§ **Your task**: Give the entries again exactly, every one of them.

Recorded data:
==========

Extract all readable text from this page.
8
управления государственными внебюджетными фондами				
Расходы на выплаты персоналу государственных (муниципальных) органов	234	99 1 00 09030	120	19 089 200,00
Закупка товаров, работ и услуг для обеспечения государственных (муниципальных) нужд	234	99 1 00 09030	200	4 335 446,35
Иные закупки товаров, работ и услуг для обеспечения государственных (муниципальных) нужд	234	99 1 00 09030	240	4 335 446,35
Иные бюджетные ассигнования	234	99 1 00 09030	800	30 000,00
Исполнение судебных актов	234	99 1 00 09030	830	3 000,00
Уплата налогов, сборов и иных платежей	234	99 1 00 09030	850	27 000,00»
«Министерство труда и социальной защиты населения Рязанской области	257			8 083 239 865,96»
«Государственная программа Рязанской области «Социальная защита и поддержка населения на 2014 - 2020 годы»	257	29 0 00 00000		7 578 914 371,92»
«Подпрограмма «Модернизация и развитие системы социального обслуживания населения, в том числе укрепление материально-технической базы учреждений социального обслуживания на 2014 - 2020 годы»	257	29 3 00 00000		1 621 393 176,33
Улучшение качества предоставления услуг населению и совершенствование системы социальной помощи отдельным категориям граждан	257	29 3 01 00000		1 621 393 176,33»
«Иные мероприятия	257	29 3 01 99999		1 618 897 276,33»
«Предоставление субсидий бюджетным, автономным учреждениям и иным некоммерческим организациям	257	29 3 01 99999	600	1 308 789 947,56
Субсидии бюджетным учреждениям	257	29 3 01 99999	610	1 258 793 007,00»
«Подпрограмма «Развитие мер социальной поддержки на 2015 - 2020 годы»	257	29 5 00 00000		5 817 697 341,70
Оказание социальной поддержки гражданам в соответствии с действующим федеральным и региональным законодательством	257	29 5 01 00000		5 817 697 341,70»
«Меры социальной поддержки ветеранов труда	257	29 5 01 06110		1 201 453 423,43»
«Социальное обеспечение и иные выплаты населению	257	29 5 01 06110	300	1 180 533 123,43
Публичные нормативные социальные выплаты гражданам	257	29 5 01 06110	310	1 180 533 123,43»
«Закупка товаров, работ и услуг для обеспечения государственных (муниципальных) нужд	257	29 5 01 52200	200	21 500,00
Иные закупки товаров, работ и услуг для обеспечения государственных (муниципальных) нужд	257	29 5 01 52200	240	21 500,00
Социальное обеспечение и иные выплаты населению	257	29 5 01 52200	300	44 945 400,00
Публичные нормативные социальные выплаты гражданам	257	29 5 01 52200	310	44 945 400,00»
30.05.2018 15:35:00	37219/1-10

==========

§ **Solution below**:
Extract all readable text from this page.
8
управления государственными внебюджетными фондами				
Расходы на выплаты персоналу государственных (муниципальных) органов	234	99 1 00 09030	120	19 089 200,00
Закупка товаров, работ и услуг для обеспечения государственных (муниципальных) нужд	234	99 1 00 09030	200	4 335 446,35
Иные закупки товаров, работ и услуг для обеспечения государственных (муниципальных) нужд	234	99 1 00 09030	240	4 335 446,35
Иные бюджетные ассигнования	234	99 1 00 09030	800	30 000,00
Исполнение судебных актов	234	99 1 00 09030	830	3 000,00
Уплата налогов, сборов и иных платежей	234	99 1 00 09030	850	27 000,00»
«Министерство труда и социальной защиты населения Рязанской области	257			8 083 239 865,96»
«Государственная программа Рязанской области «Социальная защита и поддержка населения на 2014 - 2020 годы»	257	29 0 00 00000		7 578 914 371,92»
«Подпрограмма «Модернизация и развитие системы социального обслуживания населения, в том числе укрепление материально-технической базы учреждений социального обслуживания на 2014 - 2020 годы»	257	29 3 00 00000		1 621 393 176,33
Улучшение качества предоставления услуг населению и совершенствование системы социальной помощи отдельным категориям граждан	257	29 3 01 00000		1 621 393 176,33»
«Иные мероприятия	257	29 3 01 99999		1 618 897 276,33»
«Предоставление субсидий бюджетным, автономным учреждениям и иным некоммерческим организациям	257	29 3 01 99999	600	1 308 789 947,56
Субсидии бюджетным учреждениям	257	29 3 01 99999	610	1 258 793 007,00»
«Подпрограмма «Развитие мер социальной поддержки на 2015 - 2020 годы»	257	29 5 00 00000		5 817 697 341,70
Оказание социальной поддержки гражданам в соответствии с действующим федеральным и региональным законодательством	257	29 5 01 00000		5 817 697 341,70»
«Меры социальной поддержки ветеранов труда	257	29 5 01 06110		1 201 453 423,43»
«Социальное обеспечение и иные выплаты населению	257	29 5 01 06110	300	1 180 533 123,43
Публичные нормативные социальные выплаты гражданам	257	29 5 01 06110	310	1 180 533 123,43»
«Закупка товаров, работ и услуг для обеспечения государственных (муниципальных) нужд	257	29 5 01 52200	200	21 500,00
Иные закупки товаров, работ и услуг для обеспечения государственных (муниципальных) нужд	257	29 5 01 52200	240	21 500,00
Социальное обеспечение и иные выплаты населению	257	29 5 01 52200	300	44 945 400,00
Публичные нормативные социальные выплаты гражданам	257	29 5 01 52200	310	44 945 400,00»
30.05.2018 15:35:00	37219/1-10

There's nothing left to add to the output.